* _Your task_:
Give back each entry unchanged, minus pictures.

Data records
— START —

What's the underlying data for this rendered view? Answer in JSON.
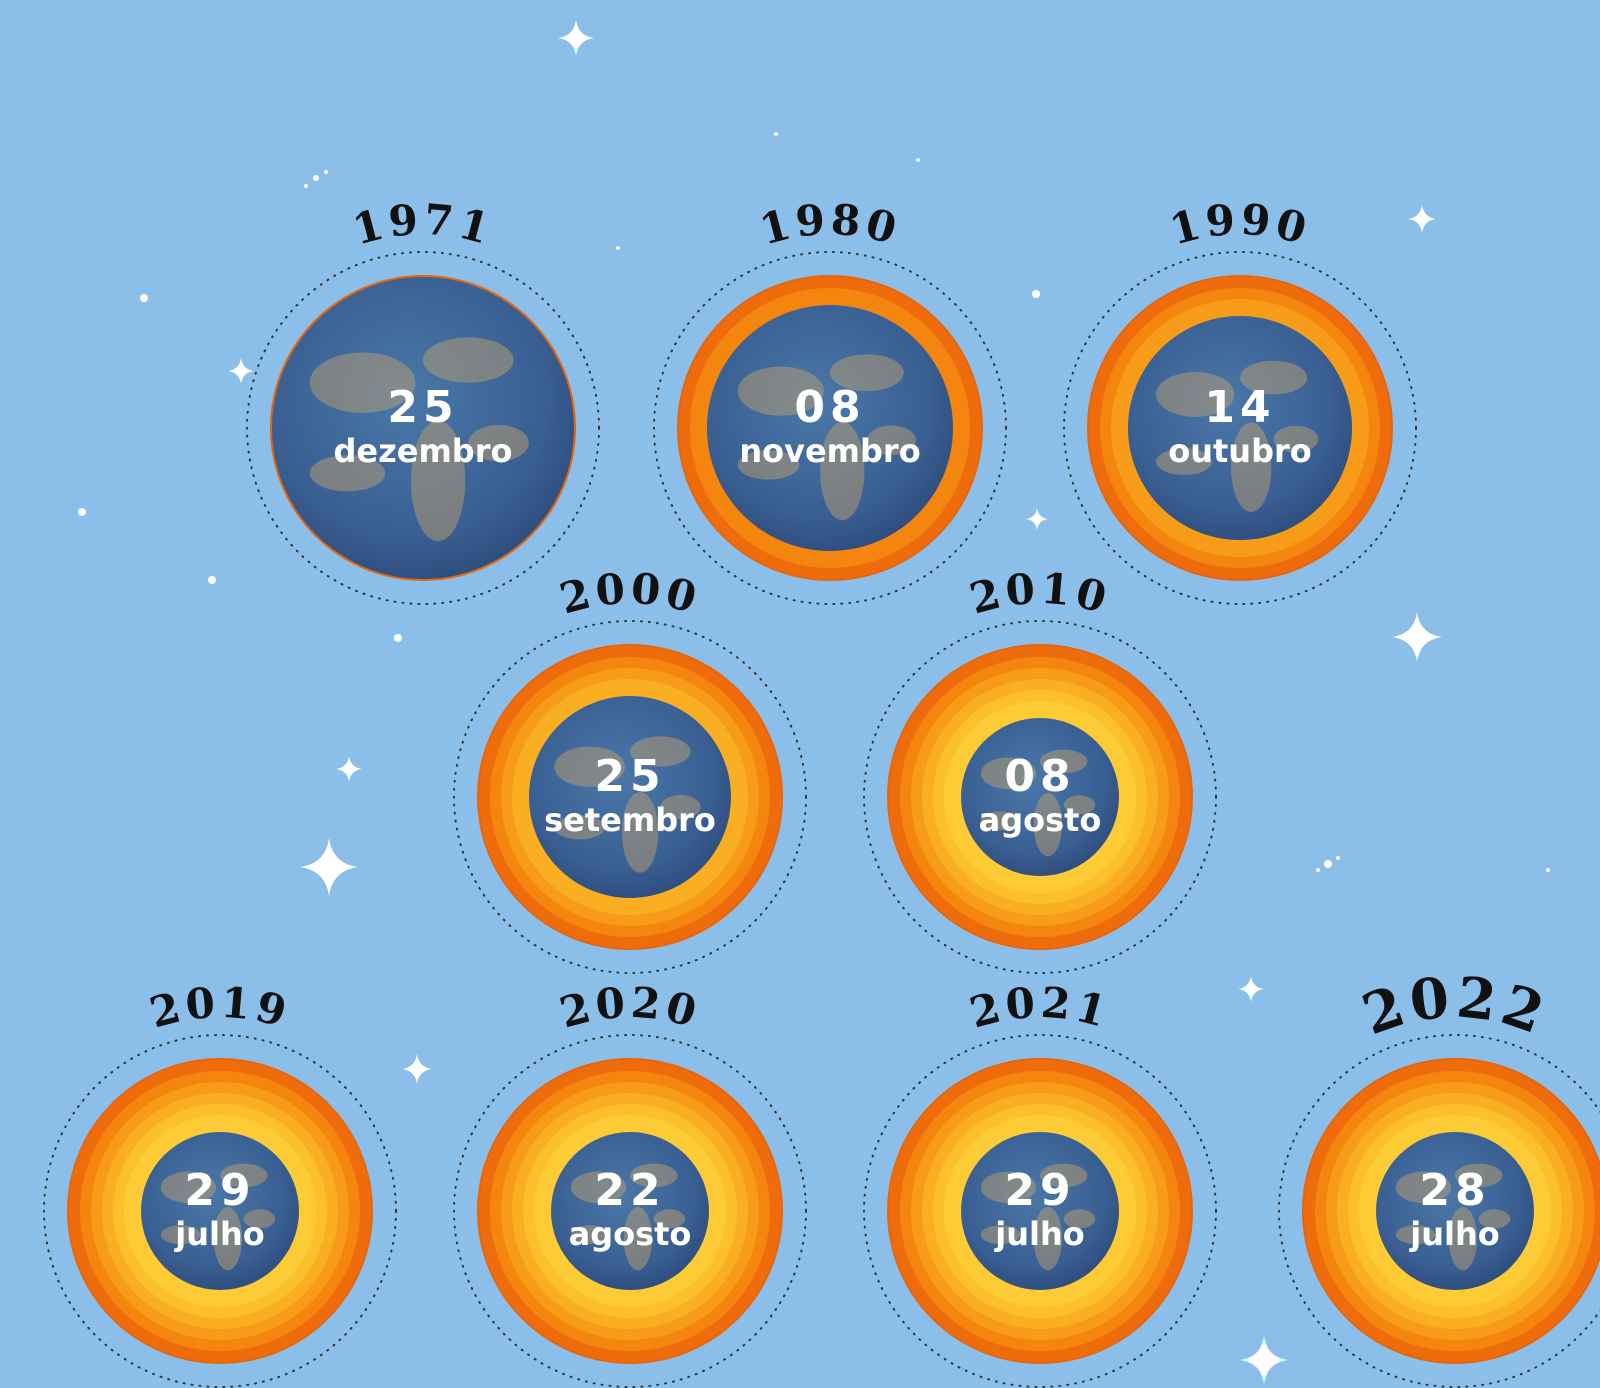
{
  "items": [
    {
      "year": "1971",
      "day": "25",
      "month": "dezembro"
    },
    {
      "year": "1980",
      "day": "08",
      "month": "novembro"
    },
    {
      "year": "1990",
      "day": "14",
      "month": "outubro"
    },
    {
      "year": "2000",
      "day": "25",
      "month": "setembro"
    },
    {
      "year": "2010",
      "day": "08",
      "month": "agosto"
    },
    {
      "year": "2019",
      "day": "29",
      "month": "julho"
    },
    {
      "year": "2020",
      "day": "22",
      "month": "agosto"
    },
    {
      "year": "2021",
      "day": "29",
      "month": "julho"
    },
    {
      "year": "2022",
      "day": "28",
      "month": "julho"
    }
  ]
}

— END —

* _The solution_:
What's the underlying data for this rendered view? Answer in JSON.
{
  "items": [
    {
      "year": "1971",
      "day": "25",
      "month": "dezembro"
    },
    {
      "year": "1980",
      "day": "08",
      "month": "novembro"
    },
    {
      "year": "1990",
      "day": "14",
      "month": "outubro"
    },
    {
      "year": "2000",
      "day": "25",
      "month": "setembro"
    },
    {
      "year": "2010",
      "day": "08",
      "month": "agosto"
    },
    {
      "year": "2019",
      "day": "29",
      "month": "julho"
    },
    {
      "year": "2020",
      "day": "22",
      "month": "agosto"
    },
    {
      "year": "2021",
      "day": "29",
      "month": "julho"
    },
    {
      "year": "2022",
      "day": "28",
      "month": "julho"
    }
  ]
}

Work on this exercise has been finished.